** Start of SOURCE MATERIAL **
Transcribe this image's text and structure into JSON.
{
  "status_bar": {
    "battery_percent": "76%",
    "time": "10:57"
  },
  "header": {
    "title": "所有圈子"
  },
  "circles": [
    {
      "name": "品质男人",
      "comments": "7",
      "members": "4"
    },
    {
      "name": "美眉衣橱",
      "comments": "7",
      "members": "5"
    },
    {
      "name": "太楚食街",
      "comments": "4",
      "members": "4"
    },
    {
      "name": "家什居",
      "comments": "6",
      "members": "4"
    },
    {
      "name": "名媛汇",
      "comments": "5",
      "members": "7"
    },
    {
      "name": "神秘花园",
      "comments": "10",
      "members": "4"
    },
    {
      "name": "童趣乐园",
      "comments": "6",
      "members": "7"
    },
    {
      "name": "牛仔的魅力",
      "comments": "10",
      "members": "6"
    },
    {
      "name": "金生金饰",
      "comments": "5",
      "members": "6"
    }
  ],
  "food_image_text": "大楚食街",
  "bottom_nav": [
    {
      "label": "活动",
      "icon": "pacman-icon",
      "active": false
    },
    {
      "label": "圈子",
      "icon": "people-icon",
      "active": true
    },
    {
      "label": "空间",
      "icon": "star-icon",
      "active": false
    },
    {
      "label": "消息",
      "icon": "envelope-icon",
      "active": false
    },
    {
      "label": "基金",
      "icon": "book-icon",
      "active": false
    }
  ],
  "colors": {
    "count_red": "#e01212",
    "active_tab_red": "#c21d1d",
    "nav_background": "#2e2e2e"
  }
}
** End of SOURCE MATERIAL **
> **REQUEST**: Retype every entry above, word for word.

> **RESULT**:
Transcribe this image's text and structure into JSON.
{
  "status_bar": {
    "battery_percent": "76%",
    "time": "10:57"
  },
  "header": {
    "title": "所有圈子"
  },
  "circles": [
    {
      "name": "品质男人",
      "comments": "7",
      "members": "4"
    },
    {
      "name": "美眉衣橱",
      "comments": "7",
      "members": "5"
    },
    {
      "name": "太楚食街",
      "comments": "4",
      "members": "4"
    },
    {
      "name": "家什居",
      "comments": "6",
      "members": "4"
    },
    {
      "name": "名媛汇",
      "comments": "5",
      "members": "7"
    },
    {
      "name": "神秘花园",
      "comments": "10",
      "members": "4"
    },
    {
      "name": "童趣乐园",
      "comments": "6",
      "members": "7"
    },
    {
      "name": "牛仔的魅力",
      "comments": "10",
      "members": "6"
    },
    {
      "name": "金生金饰",
      "comments": "5",
      "members": "6"
    }
  ],
  "food_image_text": "大楚食街",
  "bottom_nav": [
    {
      "label": "活动",
      "icon": "pacman-icon",
      "active": false
    },
    {
      "label": "圈子",
      "icon": "people-icon",
      "active": true
    },
    {
      "label": "空间",
      "icon": "star-icon",
      "active": false
    },
    {
      "label": "消息",
      "icon": "envelope-icon",
      "active": false
    },
    {
      "label": "基金",
      "icon": "book-icon",
      "active": false
    }
  ],
  "colors": {
    "count_red": "#e01212",
    "active_tab_red": "#c21d1d",
    "nav_background": "#2e2e2e"
  }
}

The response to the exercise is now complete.